*** Opening TEXT PROVIDED ***


from Supernature, available on CD (Mute)




  28 Sep 05 ·robert[o]: I doubt you're "only one" who wishes Goldfrapp lingered a tad longer on the slopes of Felt Mountain, but I really feel they made the right choice. "Felt Mountain II - The Sequel" would have been really anticlimactic. The Thin White Duchess, @ his height in the 1970's, had the right impulse - once you've got a trope right; move onwards! A great song tip though, and I would give a shout towards "Let It Take You" likewise. It sounds like John Barry arranging a weird Prince song circa "Purple Rain".

*** Closing TEXT PROVIDED ***
*** Opening RECORDS ***

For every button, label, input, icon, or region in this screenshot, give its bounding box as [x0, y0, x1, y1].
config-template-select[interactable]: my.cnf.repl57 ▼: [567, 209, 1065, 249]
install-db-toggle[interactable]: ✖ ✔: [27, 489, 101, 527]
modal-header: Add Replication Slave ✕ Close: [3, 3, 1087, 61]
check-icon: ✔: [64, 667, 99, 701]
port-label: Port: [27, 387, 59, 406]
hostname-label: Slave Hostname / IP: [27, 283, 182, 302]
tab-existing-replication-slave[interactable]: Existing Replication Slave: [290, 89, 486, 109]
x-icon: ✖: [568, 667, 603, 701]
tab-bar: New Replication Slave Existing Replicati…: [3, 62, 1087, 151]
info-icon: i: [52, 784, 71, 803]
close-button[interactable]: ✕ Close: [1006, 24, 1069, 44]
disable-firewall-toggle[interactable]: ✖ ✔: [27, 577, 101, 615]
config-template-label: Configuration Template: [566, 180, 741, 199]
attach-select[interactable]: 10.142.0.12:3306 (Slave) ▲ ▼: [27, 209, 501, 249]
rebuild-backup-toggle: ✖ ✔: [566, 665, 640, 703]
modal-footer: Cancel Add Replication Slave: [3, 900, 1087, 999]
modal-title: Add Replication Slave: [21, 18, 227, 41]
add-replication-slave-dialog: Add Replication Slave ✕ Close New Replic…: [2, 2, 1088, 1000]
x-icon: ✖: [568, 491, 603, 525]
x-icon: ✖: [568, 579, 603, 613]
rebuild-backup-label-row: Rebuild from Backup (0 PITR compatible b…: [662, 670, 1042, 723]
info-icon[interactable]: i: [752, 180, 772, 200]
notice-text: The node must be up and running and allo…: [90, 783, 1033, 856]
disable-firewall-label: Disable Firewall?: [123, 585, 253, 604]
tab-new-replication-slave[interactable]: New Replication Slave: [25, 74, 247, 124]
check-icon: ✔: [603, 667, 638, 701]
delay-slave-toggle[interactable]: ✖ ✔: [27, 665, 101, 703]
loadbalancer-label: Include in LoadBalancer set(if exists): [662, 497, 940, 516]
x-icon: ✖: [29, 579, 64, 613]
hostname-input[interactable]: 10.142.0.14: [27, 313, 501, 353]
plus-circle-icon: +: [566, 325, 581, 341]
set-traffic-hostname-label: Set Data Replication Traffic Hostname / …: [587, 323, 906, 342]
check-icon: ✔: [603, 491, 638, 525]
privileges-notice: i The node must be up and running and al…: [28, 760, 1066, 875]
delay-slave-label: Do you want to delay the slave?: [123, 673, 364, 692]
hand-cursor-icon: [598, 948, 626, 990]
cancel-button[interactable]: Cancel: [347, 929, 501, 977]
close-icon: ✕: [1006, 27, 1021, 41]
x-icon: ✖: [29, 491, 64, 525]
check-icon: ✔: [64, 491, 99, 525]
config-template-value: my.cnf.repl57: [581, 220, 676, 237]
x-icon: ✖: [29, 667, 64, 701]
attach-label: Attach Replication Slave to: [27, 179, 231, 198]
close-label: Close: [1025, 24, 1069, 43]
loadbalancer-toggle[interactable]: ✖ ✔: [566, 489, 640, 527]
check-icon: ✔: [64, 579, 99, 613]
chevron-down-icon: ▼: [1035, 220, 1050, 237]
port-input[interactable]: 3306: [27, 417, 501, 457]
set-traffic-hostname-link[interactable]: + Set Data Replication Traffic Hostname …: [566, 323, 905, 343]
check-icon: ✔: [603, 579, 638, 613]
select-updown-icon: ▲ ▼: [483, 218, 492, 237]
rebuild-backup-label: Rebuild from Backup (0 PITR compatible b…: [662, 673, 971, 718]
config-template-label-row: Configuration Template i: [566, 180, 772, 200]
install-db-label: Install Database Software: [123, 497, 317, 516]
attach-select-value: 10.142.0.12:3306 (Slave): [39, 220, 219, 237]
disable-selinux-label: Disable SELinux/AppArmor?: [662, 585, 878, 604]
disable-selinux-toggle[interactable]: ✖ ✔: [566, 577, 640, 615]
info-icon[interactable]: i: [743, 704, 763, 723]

*** Closing RECORDS ***

PROBLEM DESCRIPTION> Reproduce the Goldfrapp text in full, without changing anything.

EXERCISE RESPONSE>

from Supernature, available on CD (Mute)




  28 Sep 05 ·robert[o]: I doubt you're "only one" who wishes Goldfrapp lingered a tad longer on the slopes of Felt Mountain, but I really feel they made the right choice. "Felt Mountain II - The Sequel" would have been really anticlimactic. The Thin White Duchess, @ his height in the 1970's, had the right impulse - once you've got a trope right; move onwards! A great song tip though, and I would give a shout towards "Let It Take You" likewise. It sounds like John Barry arranging a weird Prince song circa "Purple Rain".